Figure record extracts
"""
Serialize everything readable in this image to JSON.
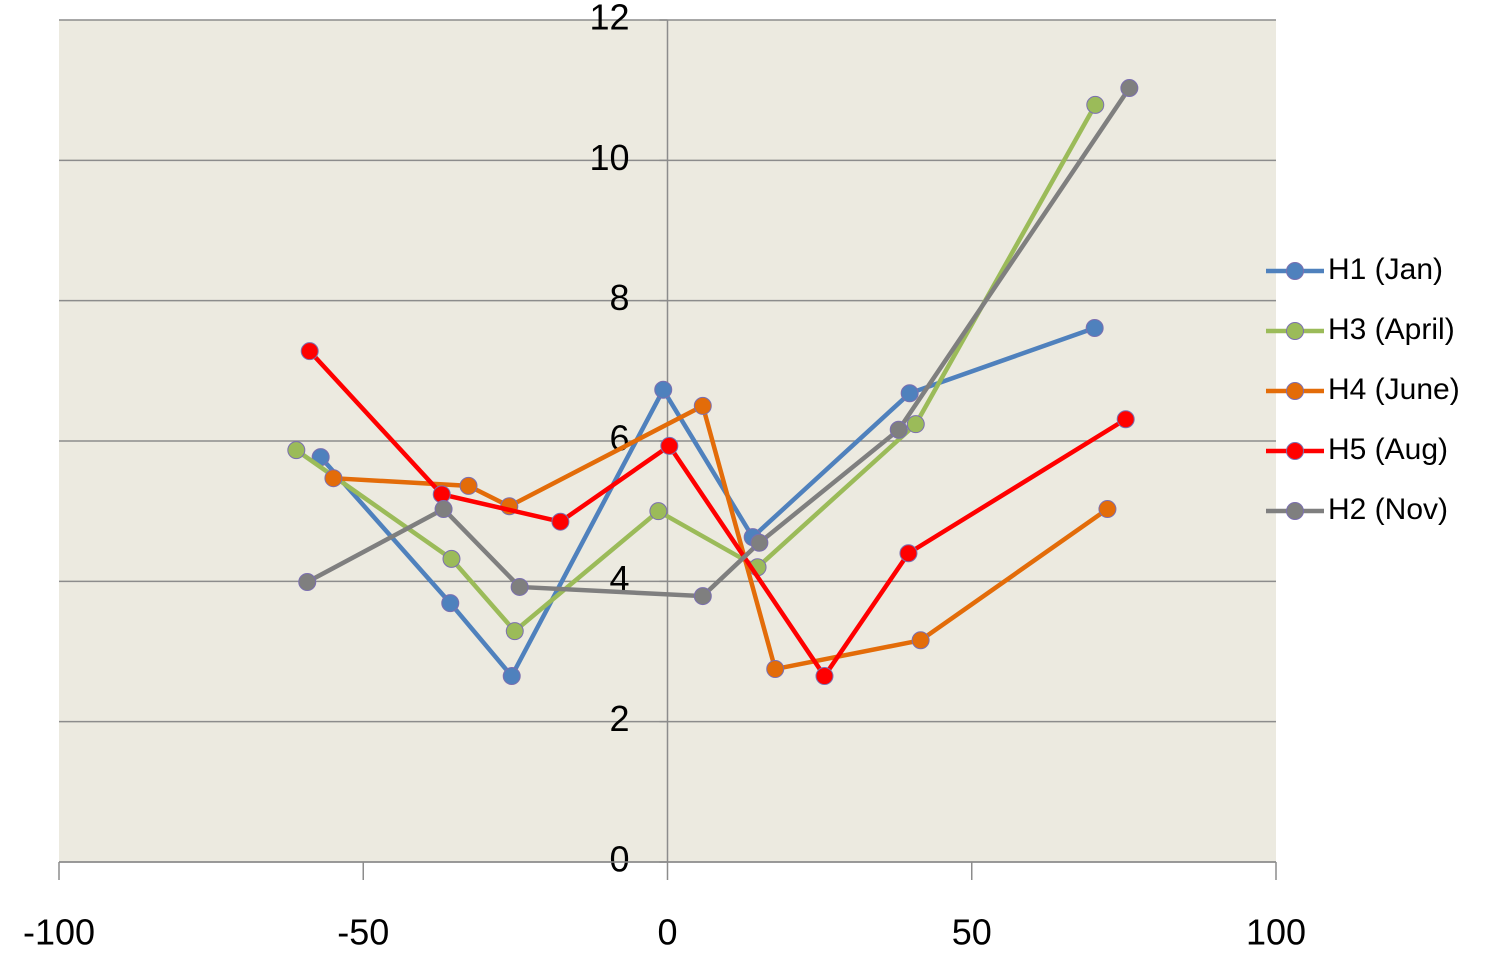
{
  "chart_data": {
    "type": "line",
    "xlim": [
      -100,
      100
    ],
    "xticks": [
      -100,
      -50,
      0,
      50,
      100
    ],
    "ylim": [
      0,
      12
    ],
    "yticks": [
      0,
      2,
      4,
      6,
      8,
      10,
      12
    ],
    "grid": true,
    "legend": "right",
    "series": [
      {
        "name": "H1 (Jan)",
        "color": "#4f81bd",
        "x": [
          -57.0,
          -35.7,
          -25.6,
          -0.7,
          14.0,
          39.8,
          70.2
        ],
        "values": [
          5.77,
          3.69,
          2.65,
          6.73,
          4.63,
          6.68,
          7.61
        ]
      },
      {
        "name": "H3 (April)",
        "color": "#9bbb59",
        "x": [
          -61.0,
          -35.5,
          -25.1,
          -1.5,
          14.8,
          40.8,
          70.3
        ],
        "values": [
          5.87,
          4.32,
          3.29,
          5.0,
          4.2,
          6.24,
          10.79
        ]
      },
      {
        "name": "H4 (June)",
        "color": "#e36c09",
        "x": [
          -54.9,
          -32.7,
          -26.0,
          5.8,
          17.7,
          41.6,
          72.3
        ],
        "values": [
          5.47,
          5.36,
          5.07,
          6.5,
          2.75,
          3.16,
          5.03
        ]
      },
      {
        "name": "H5 (Aug)",
        "color": "#ff0000",
        "x": [
          -58.8,
          -37.1,
          -17.6,
          0.3,
          25.8,
          39.6,
          75.3
        ],
        "values": [
          7.28,
          5.24,
          4.85,
          5.93,
          2.65,
          4.4,
          6.31
        ]
      },
      {
        "name": "H2 (Nov)",
        "color": "#7f7f7f",
        "x": [
          -59.2,
          -36.8,
          -24.3,
          5.8,
          15.1,
          38.0,
          75.9
        ],
        "values": [
          3.99,
          5.03,
          3.92,
          3.79,
          4.55,
          6.16,
          11.03
        ]
      }
    ]
  }
}
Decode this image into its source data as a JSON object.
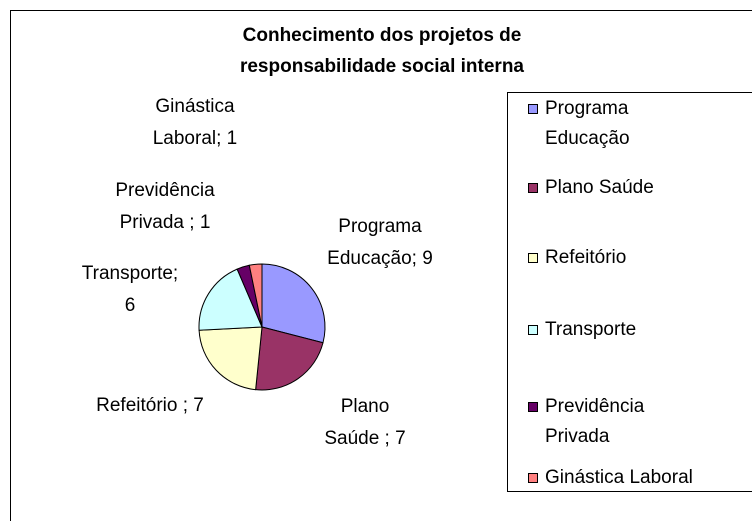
{
  "chart_data": {
    "type": "pie",
    "title": "Conhecimento dos projetos de responsabilidade social interna",
    "categories": [
      "Programa Educação",
      "Plano Saúde",
      "Refeitório",
      "Transporte",
      "Previdência Privada",
      "Ginástica Laboral"
    ],
    "values": [
      9,
      7,
      7,
      6,
      1,
      1
    ],
    "value_labels": [
      "Programa Educação; 9",
      "Plano Saúde ; 7",
      "Refeitório ; 7",
      "Transporte; 6",
      "Previdência Privada ; 1",
      "Ginástica Laboral; 1"
    ],
    "colors": [
      "#9999ff",
      "#993366",
      "#ffffcc",
      "#ccffff",
      "#660066",
      "#ff8080"
    ],
    "legend": "right"
  }
}
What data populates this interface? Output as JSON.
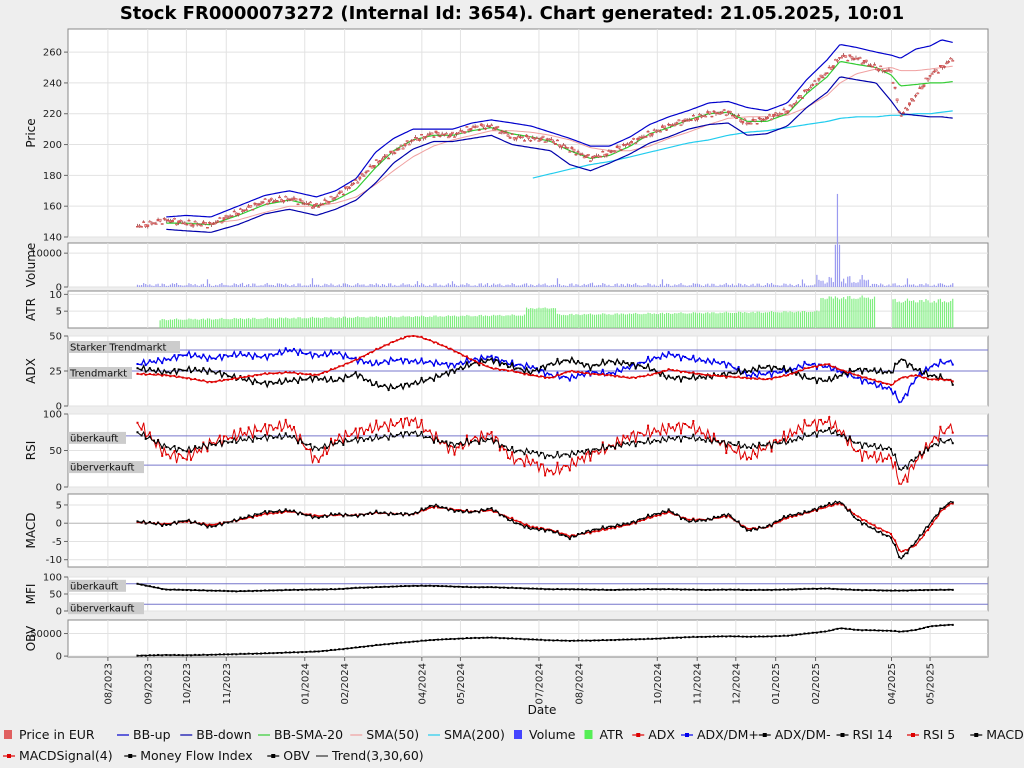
{
  "title": "Stock FR0000073272 (Internal Id: 3654). Chart generated: 21.05.2025, 10:01",
  "xlabel": "Date",
  "x_ticks": [
    "08/2023",
    "09/2023",
    "10/2023",
    "11/2023",
    "01/2024",
    "02/2024",
    "04/2024",
    "05/2024",
    "07/2024",
    "08/2024",
    "10/2024",
    "11/2024",
    "12/2024",
    "01/2025",
    "02/2025",
    "04/2025",
    "05/2025"
  ],
  "colors": {
    "price_up": "#e06060",
    "price_down": "#e06060",
    "bb_up": "#0000cc",
    "bb_down": "#0000aa",
    "bb_sma": "#33cc33",
    "sma50": "#f0a0a0",
    "sma200": "#22ccee",
    "volume": "#4444ff",
    "atr": "#55ee55",
    "adx": "#dd0000",
    "dm_plus": "#0000ee",
    "dm_minus": "#000000",
    "rsi14": "#000000",
    "rsi5": "#dd0000",
    "macd": "#000000",
    "macd_signal": "#dd0000",
    "mfi": "#000000",
    "obv": "#000000"
  },
  "panels": {
    "price": {
      "ylabel": "Price",
      "ticks": [
        "140",
        "160",
        "180",
        "200",
        "220",
        "240",
        "260"
      ]
    },
    "volume": {
      "ylabel": "Volume",
      "ticks": [
        "0",
        "10000"
      ]
    },
    "atr": {
      "ylabel": "ATR",
      "ticks": [
        "5",
        "10"
      ]
    },
    "adx": {
      "ylabel": "ADX",
      "ticks": [
        "0",
        "25",
        "50"
      ],
      "labels": [
        "Starker Trendmarkt",
        "Trendmarkt"
      ]
    },
    "rsi": {
      "ylabel": "RSI",
      "ticks": [
        "0",
        "50",
        "100"
      ],
      "labels": [
        "überkauft",
        "überverkauft"
      ]
    },
    "macd": {
      "ylabel": "MACD",
      "ticks": [
        "-10",
        "-5",
        "0",
        "5"
      ]
    },
    "mfi": {
      "ylabel": "MFI",
      "ticks": [
        "0",
        "50",
        "100"
      ],
      "labels": [
        "überkauft",
        "überverkauft"
      ]
    },
    "obv": {
      "ylabel": "OBV",
      "ticks": [
        "0",
        "50000"
      ]
    }
  },
  "legend": {
    "row1": [
      {
        "label": "Price in EUR",
        "icon": "square-icon",
        "color": "#e06060"
      },
      {
        "label": "BB-up",
        "icon": "line-icon",
        "color": "#0000cc"
      },
      {
        "label": "BB-down",
        "icon": "line-icon",
        "color": "#0000aa"
      },
      {
        "label": "BB-SMA-20",
        "icon": "line-icon",
        "color": "#33cc33"
      },
      {
        "label": "SMA(50)",
        "icon": "line-icon",
        "color": "#f0a0a0"
      },
      {
        "label": "SMA(200)",
        "icon": "line-icon",
        "color": "#22ccee"
      },
      {
        "label": "Volume",
        "icon": "square-icon",
        "color": "#4444ff"
      },
      {
        "label": "ATR",
        "icon": "square-icon",
        "color": "#55ee55"
      },
      {
        "label": "ADX",
        "icon": "marker-line-icon",
        "color": "#dd0000"
      },
      {
        "label": "ADX/DM+",
        "icon": "marker-line-icon",
        "color": "#0000ee"
      },
      {
        "label": "ADX/DM-",
        "icon": "marker-line-icon",
        "color": "#000000"
      },
      {
        "label": "RSI 14",
        "icon": "marker-line-icon",
        "color": "#000000"
      },
      {
        "label": "RSI 5",
        "icon": "marker-line-icon",
        "color": "#dd0000"
      },
      {
        "label": "MACD(5,13)",
        "icon": "marker-line-icon",
        "color": "#000000"
      }
    ],
    "row2": [
      {
        "label": "MACDSignal(4)",
        "icon": "marker-line-icon",
        "color": "#dd0000"
      },
      {
        "label": "Money Flow Index",
        "icon": "marker-line-icon",
        "color": "#000000"
      },
      {
        "label": "OBV",
        "icon": "marker-line-icon",
        "color": "#000000"
      },
      {
        "label": "Trend(3,30,60)",
        "icon": "line-icon",
        "color": "#333333"
      }
    ]
  },
  "chart_data": {
    "type": "line",
    "title": "Stock FR0000073272 (Internal Id: 3654). Chart generated: 21.05.2025, 10:01",
    "xlabel": "Date",
    "ylabel": "Price",
    "ylim": [
      140,
      275
    ],
    "x": [
      "2023-08-24",
      "2023-09-15",
      "2023-10-01",
      "2023-10-20",
      "2023-11-10",
      "2023-12-01",
      "2023-12-20",
      "2024-01-10",
      "2024-01-25",
      "2024-02-10",
      "2024-02-25",
      "2024-03-10",
      "2024-03-25",
      "2024-04-10",
      "2024-04-25",
      "2024-05-10",
      "2024-05-25",
      "2024-06-10",
      "2024-06-25",
      "2024-07-10",
      "2024-07-25",
      "2024-08-10",
      "2024-08-25",
      "2024-09-10",
      "2024-09-25",
      "2024-10-10",
      "2024-10-25",
      "2024-11-10",
      "2024-11-25",
      "2024-12-10",
      "2024-12-25",
      "2025-01-10",
      "2025-01-25",
      "2025-02-10",
      "2025-02-20",
      "2025-03-05",
      "2025-03-20",
      "2025-04-01",
      "2025-04-08",
      "2025-04-20",
      "2025-05-01",
      "2025-05-10",
      "2025-05-20"
    ],
    "series": [
      {
        "name": "Price in EUR",
        "values": [
          147,
          151,
          149,
          148,
          156,
          163,
          165,
          160,
          166,
          176,
          188,
          195,
          203,
          207,
          206,
          211,
          212,
          205,
          204,
          203,
          197,
          191,
          195,
          201,
          207,
          212,
          216,
          220,
          221,
          214,
          217,
          222,
          235,
          247,
          257,
          256,
          250,
          247,
          218,
          232,
          245,
          250,
          257
        ]
      },
      {
        "name": "BB-up",
        "values": [
          null,
          153,
          154,
          153,
          160,
          167,
          170,
          166,
          170,
          178,
          195,
          204,
          210,
          210,
          210,
          214,
          216,
          214,
          212,
          208,
          204,
          199,
          199,
          205,
          213,
          218,
          222,
          227,
          228,
          224,
          222,
          227,
          242,
          255,
          265,
          263,
          260,
          258,
          256,
          262,
          264,
          268,
          266
        ]
      },
      {
        "name": "BB-down",
        "values": [
          null,
          145,
          144,
          143,
          148,
          155,
          158,
          154,
          158,
          164,
          175,
          188,
          197,
          202,
          202,
          204,
          206,
          200,
          198,
          196,
          187,
          183,
          188,
          194,
          201,
          205,
          210,
          213,
          214,
          206,
          207,
          212,
          224,
          234,
          244,
          242,
          240,
          228,
          220,
          219,
          218,
          218,
          217
        ]
      },
      {
        "name": "BB-SMA-20",
        "values": [
          null,
          149,
          149,
          148,
          154,
          161,
          164,
          160,
          164,
          171,
          185,
          196,
          203,
          206,
          206,
          209,
          211,
          207,
          205,
          202,
          196,
          191,
          193,
          199,
          207,
          211,
          216,
          220,
          221,
          215,
          215,
          220,
          233,
          244,
          254,
          252,
          250,
          245,
          238,
          239,
          240,
          240,
          241
        ]
      },
      {
        "name": "SMA(50)",
        "values": [
          null,
          null,
          null,
          149,
          151,
          156,
          160,
          160,
          162,
          166,
          174,
          183,
          192,
          199,
          203,
          206,
          209,
          209,
          208,
          206,
          203,
          198,
          196,
          196,
          199,
          204,
          208,
          213,
          217,
          218,
          218,
          219,
          224,
          232,
          240,
          246,
          249,
          250,
          248,
          248,
          249,
          250,
          251
        ]
      },
      {
        "name": "SMA(200)",
        "values": [
          null,
          null,
          null,
          null,
          null,
          null,
          null,
          null,
          null,
          null,
          null,
          null,
          null,
          null,
          null,
          null,
          null,
          null,
          178,
          181,
          184,
          187,
          189,
          192,
          195,
          198,
          201,
          203,
          206,
          208,
          209,
          211,
          213,
          215,
          217,
          218,
          218,
          219,
          219,
          220,
          220,
          221,
          222
        ]
      },
      {
        "name": "ADX",
        "values": [
          23,
          22,
          20,
          17,
          20,
          23,
          24,
          22,
          27,
          33,
          40,
          46,
          51,
          46,
          40,
          33,
          27,
          25,
          22,
          20,
          25,
          23,
          22,
          20,
          22,
          26,
          24,
          22,
          21,
          20,
          19,
          22,
          27,
          30,
          26,
          22,
          18,
          15,
          20,
          22,
          19,
          19,
          18
        ]
      },
      {
        "name": "ADX/DM+",
        "values": [
          30,
          33,
          37,
          34,
          37,
          35,
          40,
          36,
          38,
          33,
          30,
          33,
          32,
          31,
          29,
          33,
          35,
          30,
          28,
          22,
          20,
          24,
          23,
          28,
          33,
          37,
          34,
          32,
          30,
          22,
          23,
          25,
          30,
          28,
          25,
          20,
          15,
          12,
          2,
          20,
          28,
          31,
          32
        ]
      },
      {
        "name": "ADX/DM-",
        "values": [
          27,
          24,
          26,
          25,
          20,
          16,
          18,
          20,
          18,
          23,
          15,
          13,
          16,
          20,
          25,
          30,
          33,
          28,
          24,
          30,
          33,
          28,
          32,
          30,
          27,
          20,
          20,
          21,
          23,
          25,
          28,
          26,
          20,
          18,
          22,
          26,
          25,
          24,
          34,
          26,
          22,
          20,
          17
        ]
      },
      {
        "name": "RSI 14",
        "values": [
          75,
          55,
          50,
          58,
          64,
          68,
          70,
          52,
          60,
          65,
          67,
          70,
          75,
          65,
          58,
          62,
          65,
          50,
          48,
          42,
          45,
          50,
          55,
          60,
          62,
          66,
          68,
          64,
          60,
          55,
          58,
          62,
          70,
          78,
          72,
          60,
          55,
          52,
          22,
          40,
          55,
          62,
          65
        ]
      },
      {
        "name": "RSI 5",
        "values": [
          88,
          45,
          40,
          60,
          72,
          80,
          85,
          35,
          65,
          75,
          82,
          86,
          92,
          70,
          50,
          65,
          72,
          38,
          35,
          20,
          30,
          45,
          55,
          70,
          75,
          80,
          85,
          70,
          55,
          40,
          55,
          70,
          85,
          90,
          78,
          48,
          40,
          40,
          2,
          35,
          60,
          75,
          85
        ]
      },
      {
        "name": "MACD(5,13)",
        "values": [
          0.5,
          -0.5,
          0.8,
          -1,
          1,
          3,
          3.5,
          1.5,
          2.5,
          2,
          3,
          2.5,
          2.5,
          5,
          3.5,
          3,
          4,
          0.5,
          -1.5,
          -2,
          -4,
          -2,
          -1,
          0,
          2,
          3.5,
          0.5,
          1,
          2.5,
          -2,
          -1,
          2,
          3,
          5,
          6,
          1,
          -2,
          -4,
          -10,
          -5,
          0,
          4,
          6.5
        ]
      },
      {
        "name": "MACDSignal(4)",
        "values": [
          0.3,
          -0.2,
          0.5,
          -0.5,
          0.8,
          2.5,
          3.2,
          2,
          2.2,
          2.2,
          2.8,
          2.6,
          2.4,
          4.5,
          3.8,
          3.2,
          3.5,
          1.2,
          -1,
          -1.8,
          -3.5,
          -2.5,
          -1.5,
          -0.3,
          1.5,
          3,
          1,
          1,
          2,
          -1.5,
          -1.2,
          1.5,
          2.8,
          4.5,
          5.5,
          2,
          -1,
          -3,
          -8,
          -6,
          -1,
          3.5,
          6
        ]
      },
      {
        "name": "Money Flow Index",
        "values": [
          80,
          63,
          62,
          60,
          58,
          60,
          62,
          63,
          64,
          68,
          70,
          72,
          74,
          74,
          72,
          70,
          70,
          68,
          66,
          64,
          64,
          63,
          62,
          63,
          64,
          64,
          63,
          62,
          63,
          62,
          62,
          63,
          65,
          66,
          64,
          62,
          61,
          60,
          60,
          61,
          62,
          62,
          63
        ]
      },
      {
        "name": "OBV",
        "values": [
          1000,
          2500,
          2000,
          3000,
          4500,
          6000,
          8000,
          10000,
          14000,
          19000,
          24000,
          28000,
          32000,
          36000,
          38000,
          40000,
          41000,
          39000,
          37000,
          35000,
          34000,
          34500,
          35500,
          37000,
          38000,
          40000,
          42000,
          43000,
          44000,
          43000,
          43500,
          45000,
          50000,
          55000,
          62000,
          58000,
          57000,
          56000,
          54000,
          58000,
          66000,
          68000,
          70000
        ]
      }
    ]
  }
}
"""
**Task goal**.
Lines containing the word "image" are to be counted in the listing; state their number alone.

**Correct response**.
2